Rewrite the items below, replacing each occurrence of "section-divider" with "section-separator" and leaving everything else unchanged.

:: Record extracts

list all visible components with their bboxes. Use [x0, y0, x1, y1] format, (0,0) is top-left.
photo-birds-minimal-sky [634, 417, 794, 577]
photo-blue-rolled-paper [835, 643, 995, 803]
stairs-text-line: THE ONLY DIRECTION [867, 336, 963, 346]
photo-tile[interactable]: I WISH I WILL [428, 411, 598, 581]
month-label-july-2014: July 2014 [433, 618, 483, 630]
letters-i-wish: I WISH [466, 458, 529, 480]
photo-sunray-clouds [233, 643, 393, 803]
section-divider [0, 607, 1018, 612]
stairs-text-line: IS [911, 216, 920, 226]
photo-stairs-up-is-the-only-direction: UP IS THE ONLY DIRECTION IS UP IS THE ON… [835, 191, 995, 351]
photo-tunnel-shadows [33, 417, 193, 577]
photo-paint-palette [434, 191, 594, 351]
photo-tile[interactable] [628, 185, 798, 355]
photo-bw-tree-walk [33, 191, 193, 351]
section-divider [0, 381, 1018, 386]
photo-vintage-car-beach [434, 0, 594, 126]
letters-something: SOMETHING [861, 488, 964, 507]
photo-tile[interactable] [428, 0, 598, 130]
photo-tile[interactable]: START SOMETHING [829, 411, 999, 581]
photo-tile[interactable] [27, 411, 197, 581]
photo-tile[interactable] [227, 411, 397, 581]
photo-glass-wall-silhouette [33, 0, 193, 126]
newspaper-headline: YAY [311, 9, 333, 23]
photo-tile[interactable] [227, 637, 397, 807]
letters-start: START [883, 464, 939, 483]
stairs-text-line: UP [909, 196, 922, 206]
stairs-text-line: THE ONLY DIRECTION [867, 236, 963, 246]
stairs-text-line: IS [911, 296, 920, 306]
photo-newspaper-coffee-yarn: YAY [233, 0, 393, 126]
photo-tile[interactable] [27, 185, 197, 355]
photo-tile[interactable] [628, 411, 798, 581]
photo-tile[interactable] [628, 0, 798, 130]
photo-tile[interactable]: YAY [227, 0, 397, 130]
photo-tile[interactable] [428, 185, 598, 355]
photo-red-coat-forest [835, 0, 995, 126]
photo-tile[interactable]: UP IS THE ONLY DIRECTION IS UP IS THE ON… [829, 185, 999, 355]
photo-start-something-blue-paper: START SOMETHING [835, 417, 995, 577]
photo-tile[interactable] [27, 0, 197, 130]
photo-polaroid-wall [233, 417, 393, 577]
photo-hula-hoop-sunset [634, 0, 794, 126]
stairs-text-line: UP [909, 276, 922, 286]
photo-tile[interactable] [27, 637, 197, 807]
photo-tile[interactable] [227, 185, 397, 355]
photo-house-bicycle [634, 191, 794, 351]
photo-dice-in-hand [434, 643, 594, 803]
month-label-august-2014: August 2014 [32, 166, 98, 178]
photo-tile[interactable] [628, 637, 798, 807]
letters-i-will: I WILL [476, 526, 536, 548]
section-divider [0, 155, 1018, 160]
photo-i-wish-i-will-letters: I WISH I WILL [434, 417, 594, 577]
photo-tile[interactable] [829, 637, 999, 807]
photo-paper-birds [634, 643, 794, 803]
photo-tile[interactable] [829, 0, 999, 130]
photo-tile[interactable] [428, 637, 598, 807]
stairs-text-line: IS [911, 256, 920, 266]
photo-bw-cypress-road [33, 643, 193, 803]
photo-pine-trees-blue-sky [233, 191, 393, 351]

::::

Written response:
list all visible components with their bboxes. Use [x0, y0, x1, y1] format, (0,0) is top-left.
photo-birds-minimal-sky [634, 417, 794, 577]
photo-blue-rolled-paper [835, 643, 995, 803]
stairs-text-line: THE ONLY DIRECTION [867, 336, 963, 346]
photo-tile[interactable]: I WISH I WILL [428, 411, 598, 581]
month-label-july-2014: July 2014 [433, 618, 483, 630]
letters-i-wish: I WISH [466, 458, 529, 480]
photo-sunray-clouds [233, 643, 393, 803]
section-separator [0, 607, 1018, 612]
stairs-text-line: IS [911, 216, 920, 226]
photo-stairs-up-is-the-only-direction: UP IS THE ONLY DIRECTION IS UP IS THE ON… [835, 191, 995, 351]
photo-tunnel-shadows [33, 417, 193, 577]
photo-paint-palette [434, 191, 594, 351]
photo-tile[interactable] [628, 185, 798, 355]
photo-bw-tree-walk [33, 191, 193, 351]
section-separator [0, 381, 1018, 386]
photo-vintage-car-beach [434, 0, 594, 126]
letters-something: SOMETHING [861, 488, 964, 507]
photo-tile[interactable] [428, 0, 598, 130]
photo-tile[interactable]: START SOMETHING [829, 411, 999, 581]
photo-tile[interactable] [27, 411, 197, 581]
photo-tile[interactable] [227, 411, 397, 581]
photo-glass-wall-silhouette [33, 0, 193, 126]
newspaper-headline: YAY [311, 9, 333, 23]
photo-tile[interactable] [227, 637, 397, 807]
letters-start: START [883, 464, 939, 483]
stairs-text-line: UP [909, 196, 922, 206]
stairs-text-line: THE ONLY DIRECTION [867, 236, 963, 246]
stairs-text-line: IS [911, 296, 920, 306]
photo-newspaper-coffee-yarn: YAY [233, 0, 393, 126]
photo-tile[interactable] [27, 185, 197, 355]
photo-tile[interactable] [628, 411, 798, 581]
photo-tile[interactable] [628, 0, 798, 130]
photo-tile[interactable]: YAY [227, 0, 397, 130]
photo-tile[interactable] [428, 185, 598, 355]
photo-red-coat-forest [835, 0, 995, 126]
photo-tile[interactable]: UP IS THE ONLY DIRECTION IS UP IS THE ON… [829, 185, 999, 355]
photo-start-something-blue-paper: START SOMETHING [835, 417, 995, 577]
photo-tile[interactable] [27, 0, 197, 130]
photo-polaroid-wall [233, 417, 393, 577]
photo-hula-hoop-sunset [634, 0, 794, 126]
stairs-text-line: UP [909, 276, 922, 286]
photo-tile[interactable] [27, 637, 197, 807]
photo-tile[interactable] [227, 185, 397, 355]
photo-house-bicycle [634, 191, 794, 351]
photo-dice-in-hand [434, 643, 594, 803]
month-label-august-2014: August 2014 [32, 166, 98, 178]
photo-tile[interactable] [628, 637, 798, 807]
letters-i-will: I WILL [476, 526, 536, 548]
section-separator [0, 155, 1018, 160]
photo-i-wish-i-will-letters: I WISH I WILL [434, 417, 594, 577]
photo-tile[interactable] [829, 637, 999, 807]
photo-paper-birds [634, 643, 794, 803]
photo-tile[interactable] [829, 0, 999, 130]
photo-tile[interactable] [428, 637, 598, 807]
stairs-text-line: IS [911, 256, 920, 266]
photo-bw-cypress-road [33, 643, 193, 803]
photo-pine-trees-blue-sky [233, 191, 393, 351]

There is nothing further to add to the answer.